#### What you are asked to do
Among the lines below, list those containing the string "Lessings".

Data records
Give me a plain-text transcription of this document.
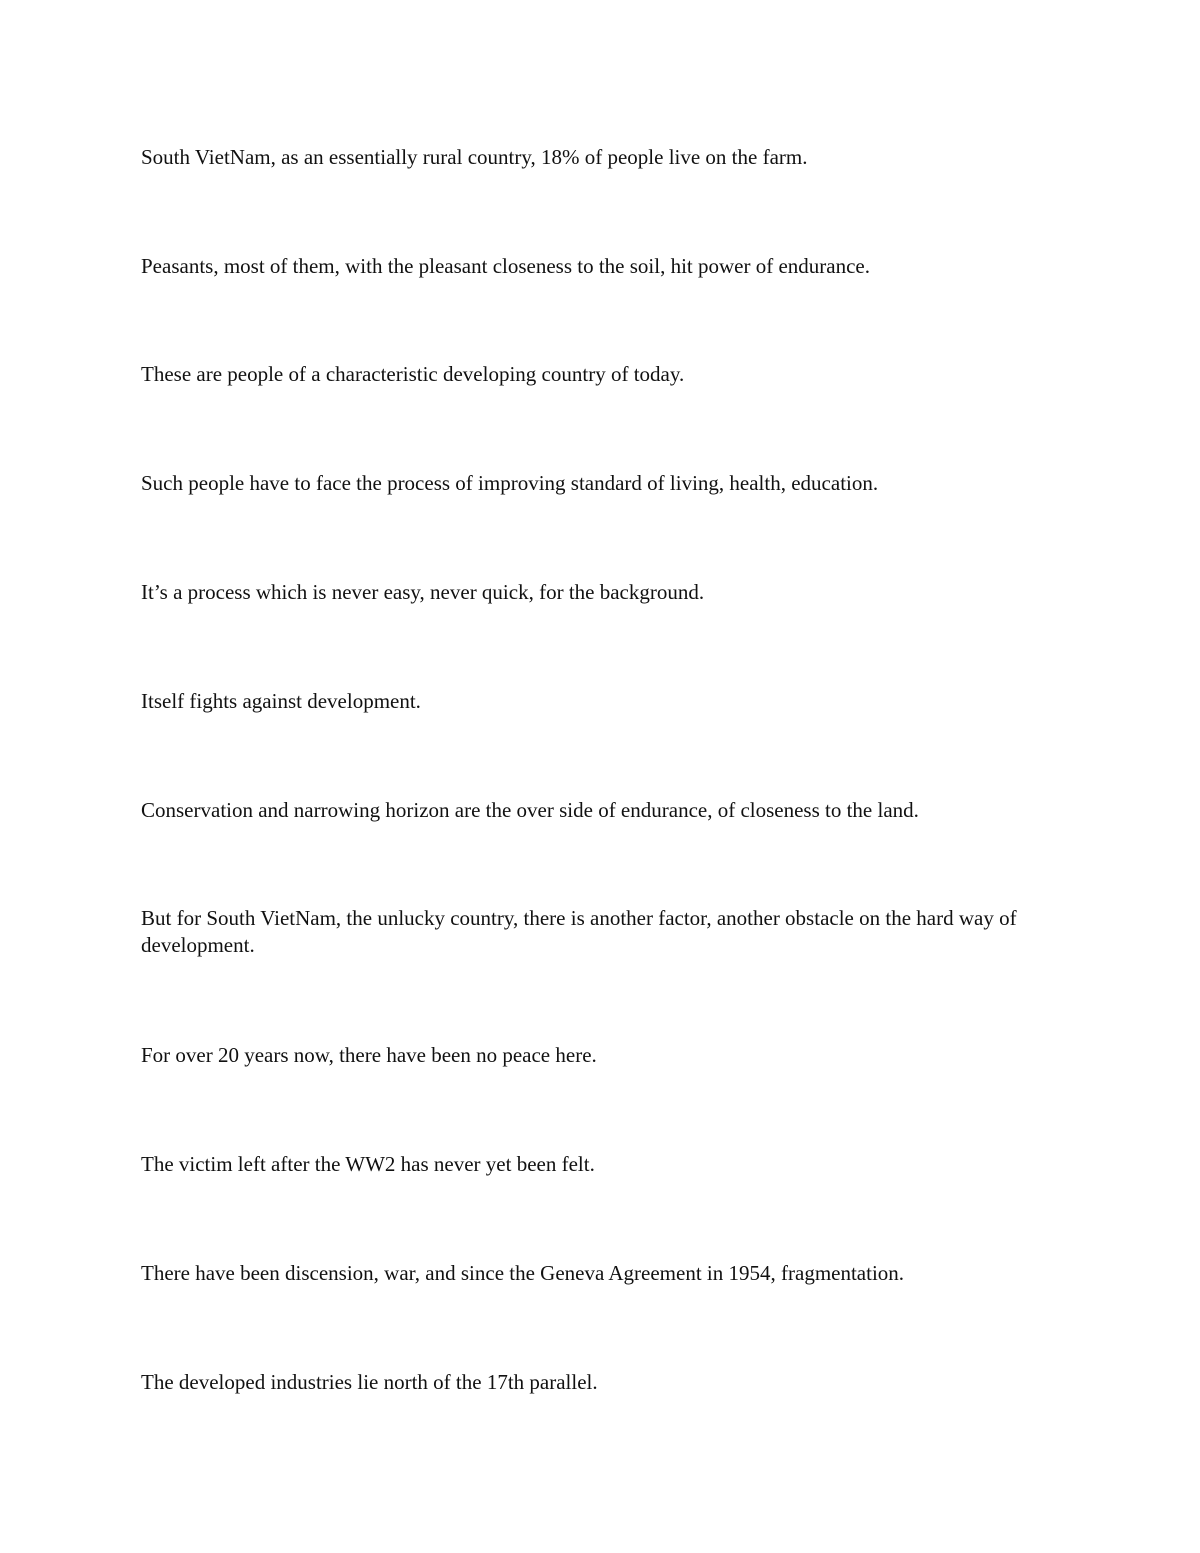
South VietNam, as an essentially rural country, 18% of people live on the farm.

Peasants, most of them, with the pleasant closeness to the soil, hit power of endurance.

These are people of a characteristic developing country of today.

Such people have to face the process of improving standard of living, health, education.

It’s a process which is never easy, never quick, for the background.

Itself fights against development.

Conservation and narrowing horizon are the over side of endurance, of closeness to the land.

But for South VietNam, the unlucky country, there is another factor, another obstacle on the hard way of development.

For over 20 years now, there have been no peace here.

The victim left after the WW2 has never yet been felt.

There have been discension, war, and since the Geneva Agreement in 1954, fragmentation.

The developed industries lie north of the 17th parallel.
...
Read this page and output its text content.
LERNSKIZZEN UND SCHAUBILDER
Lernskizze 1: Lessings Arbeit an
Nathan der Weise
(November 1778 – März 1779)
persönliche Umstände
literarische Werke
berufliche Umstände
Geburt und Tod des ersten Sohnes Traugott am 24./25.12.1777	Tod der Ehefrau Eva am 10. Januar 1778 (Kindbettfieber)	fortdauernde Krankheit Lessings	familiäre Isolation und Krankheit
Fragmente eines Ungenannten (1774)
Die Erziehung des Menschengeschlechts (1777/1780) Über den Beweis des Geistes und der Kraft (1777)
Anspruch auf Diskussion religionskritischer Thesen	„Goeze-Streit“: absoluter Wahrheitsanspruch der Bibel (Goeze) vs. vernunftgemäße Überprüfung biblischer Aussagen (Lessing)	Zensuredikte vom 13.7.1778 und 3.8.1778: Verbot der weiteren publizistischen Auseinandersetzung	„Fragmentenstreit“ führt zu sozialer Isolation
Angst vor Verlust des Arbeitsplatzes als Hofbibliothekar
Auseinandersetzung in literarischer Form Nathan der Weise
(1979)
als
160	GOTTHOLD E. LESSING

#### Expected answer
Lernskizze 1: Lessings Arbeit an
Geburt und Tod des ersten Sohnes Traugott am 24./25.12.1777	Tod der Ehefrau Eva am 10. Januar 1778 (Kindbettfieber)	fortdauernde Krankheit Lessings	familiäre Isolation und Krankheit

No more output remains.